## DATASET EXCERPTS

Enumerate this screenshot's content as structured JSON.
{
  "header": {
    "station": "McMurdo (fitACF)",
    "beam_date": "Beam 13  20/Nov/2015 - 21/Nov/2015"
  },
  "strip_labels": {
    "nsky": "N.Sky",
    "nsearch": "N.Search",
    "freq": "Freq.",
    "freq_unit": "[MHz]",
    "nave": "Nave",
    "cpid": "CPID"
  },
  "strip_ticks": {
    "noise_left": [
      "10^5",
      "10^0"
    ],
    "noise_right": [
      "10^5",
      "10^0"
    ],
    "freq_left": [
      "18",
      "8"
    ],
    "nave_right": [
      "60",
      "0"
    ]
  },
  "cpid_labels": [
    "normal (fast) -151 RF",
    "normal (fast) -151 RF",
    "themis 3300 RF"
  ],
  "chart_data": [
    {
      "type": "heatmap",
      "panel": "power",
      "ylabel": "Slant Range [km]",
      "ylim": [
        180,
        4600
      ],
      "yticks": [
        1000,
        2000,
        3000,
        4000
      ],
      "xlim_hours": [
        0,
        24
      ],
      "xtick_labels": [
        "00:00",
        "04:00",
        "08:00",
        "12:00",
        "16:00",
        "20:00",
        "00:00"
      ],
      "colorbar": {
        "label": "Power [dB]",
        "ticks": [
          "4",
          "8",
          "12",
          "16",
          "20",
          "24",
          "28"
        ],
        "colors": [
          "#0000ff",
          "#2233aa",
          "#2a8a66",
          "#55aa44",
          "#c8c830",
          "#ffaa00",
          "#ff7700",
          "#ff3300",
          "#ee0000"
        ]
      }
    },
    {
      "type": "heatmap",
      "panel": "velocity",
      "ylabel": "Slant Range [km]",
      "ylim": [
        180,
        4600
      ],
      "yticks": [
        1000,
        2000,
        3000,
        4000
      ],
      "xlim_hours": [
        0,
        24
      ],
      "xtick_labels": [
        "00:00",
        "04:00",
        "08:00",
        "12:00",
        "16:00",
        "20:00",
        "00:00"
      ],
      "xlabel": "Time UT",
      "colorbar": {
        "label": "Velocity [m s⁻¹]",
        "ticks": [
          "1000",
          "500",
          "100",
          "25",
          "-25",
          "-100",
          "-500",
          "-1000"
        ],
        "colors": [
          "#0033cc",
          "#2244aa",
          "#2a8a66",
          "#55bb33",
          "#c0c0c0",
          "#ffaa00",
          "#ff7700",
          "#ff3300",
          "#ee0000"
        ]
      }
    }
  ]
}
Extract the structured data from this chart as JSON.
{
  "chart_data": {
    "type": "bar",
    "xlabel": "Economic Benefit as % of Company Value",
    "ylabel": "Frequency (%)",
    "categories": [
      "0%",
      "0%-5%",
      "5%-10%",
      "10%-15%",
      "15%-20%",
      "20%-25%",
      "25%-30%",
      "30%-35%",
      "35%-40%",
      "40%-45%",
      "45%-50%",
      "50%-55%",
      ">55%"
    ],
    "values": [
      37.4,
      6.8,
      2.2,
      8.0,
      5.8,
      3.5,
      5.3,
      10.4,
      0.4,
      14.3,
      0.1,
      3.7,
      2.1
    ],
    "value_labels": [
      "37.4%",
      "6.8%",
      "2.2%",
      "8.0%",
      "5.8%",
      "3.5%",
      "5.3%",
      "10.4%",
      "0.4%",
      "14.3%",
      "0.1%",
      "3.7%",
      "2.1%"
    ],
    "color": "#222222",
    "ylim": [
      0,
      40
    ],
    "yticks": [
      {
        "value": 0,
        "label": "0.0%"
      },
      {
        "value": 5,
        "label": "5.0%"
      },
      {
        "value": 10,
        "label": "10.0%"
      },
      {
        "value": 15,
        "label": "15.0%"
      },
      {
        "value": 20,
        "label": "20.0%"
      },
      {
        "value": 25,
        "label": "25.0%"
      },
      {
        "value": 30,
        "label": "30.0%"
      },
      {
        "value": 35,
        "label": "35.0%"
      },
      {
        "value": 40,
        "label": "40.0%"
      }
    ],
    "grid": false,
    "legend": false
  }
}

## WHAT THE TASK REQUIRES
All of the entries should be written out again exactly.

## RESPONSE
Enumerate this screenshot's content as structured JSON.
{
  "header": {
    "station": "McMurdo (fitACF)",
    "beam_date": "Beam 13  20/Nov/2015 - 21/Nov/2015"
  },
  "strip_labels": {
    "nsky": "N.Sky",
    "nsearch": "N.Search",
    "freq": "Freq.",
    "freq_unit": "[MHz]",
    "nave": "Nave",
    "cpid": "CPID"
  },
  "strip_ticks": {
    "noise_left": [
      "10^5",
      "10^0"
    ],
    "noise_right": [
      "10^5",
      "10^0"
    ],
    "freq_left": [
      "18",
      "8"
    ],
    "nave_right": [
      "60",
      "0"
    ]
  },
  "cpid_labels": [
    "normal (fast) -151 RF",
    "normal (fast) -151 RF",
    "themis 3300 RF"
  ],
  "chart_data": [
    {
      "type": "heatmap",
      "panel": "power",
      "ylabel": "Slant Range [km]",
      "ylim": [
        180,
        4600
      ],
      "yticks": [
        1000,
        2000,
        3000,
        4000
      ],
      "xlim_hours": [
        0,
        24
      ],
      "xtick_labels": [
        "00:00",
        "04:00",
        "08:00",
        "12:00",
        "16:00",
        "20:00",
        "00:00"
      ],
      "colorbar": {
        "label": "Power [dB]",
        "ticks": [
          "4",
          "8",
          "12",
          "16",
          "20",
          "24",
          "28"
        ],
        "colors": [
          "#0000ff",
          "#2233aa",
          "#2a8a66",
          "#55aa44",
          "#c8c830",
          "#ffaa00",
          "#ff7700",
          "#ff3300",
          "#ee0000"
        ]
      }
    },
    {
      "type": "heatmap",
      "panel": "velocity",
      "ylabel": "Slant Range [km]",
      "ylim": [
        180,
        4600
      ],
      "yticks": [
        1000,
        2000,
        3000,
        4000
      ],
      "xlim_hours": [
        0,
        24
      ],
      "xtick_labels": [
        "00:00",
        "04:00",
        "08:00",
        "12:00",
        "16:00",
        "20:00",
        "00:00"
      ],
      "xlabel": "Time UT",
      "colorbar": {
        "label": "Velocity [m s⁻¹]",
        "ticks": [
          "1000",
          "500",
          "100",
          "25",
          "-25",
          "-100",
          "-500",
          "-1000"
        ],
        "colors": [
          "#0033cc",
          "#2244aa",
          "#2a8a66",
          "#55bb33",
          "#c0c0c0",
          "#ffaa00",
          "#ff7700",
          "#ff3300",
          "#ee0000"
        ]
      }
    }
  ]
}
Extract the structured data from this chart as JSON.
{
  "chart_data": {
    "type": "bar",
    "xlabel": "Economic Benefit as % of Company Value",
    "ylabel": "Frequency (%)",
    "categories": [
      "0%",
      "0%-5%",
      "5%-10%",
      "10%-15%",
      "15%-20%",
      "20%-25%",
      "25%-30%",
      "30%-35%",
      "35%-40%",
      "40%-45%",
      "45%-50%",
      "50%-55%",
      ">55%"
    ],
    "values": [
      37.4,
      6.8,
      2.2,
      8.0,
      5.8,
      3.5,
      5.3,
      10.4,
      0.4,
      14.3,
      0.1,
      3.7,
      2.1
    ],
    "value_labels": [
      "37.4%",
      "6.8%",
      "2.2%",
      "8.0%",
      "5.8%",
      "3.5%",
      "5.3%",
      "10.4%",
      "0.4%",
      "14.3%",
      "0.1%",
      "3.7%",
      "2.1%"
    ],
    "color": "#222222",
    "ylim": [
      0,
      40
    ],
    "yticks": [
      {
        "value": 0,
        "label": "0.0%"
      },
      {
        "value": 5,
        "label": "5.0%"
      },
      {
        "value": 10,
        "label": "10.0%"
      },
      {
        "value": 15,
        "label": "15.0%"
      },
      {
        "value": 20,
        "label": "20.0%"
      },
      {
        "value": 25,
        "label": "25.0%"
      },
      {
        "value": 30,
        "label": "30.0%"
      },
      {
        "value": 35,
        "label": "35.0%"
      },
      {
        "value": 40,
        "label": "40.0%"
      }
    ],
    "grid": false,
    "legend": false
  }
}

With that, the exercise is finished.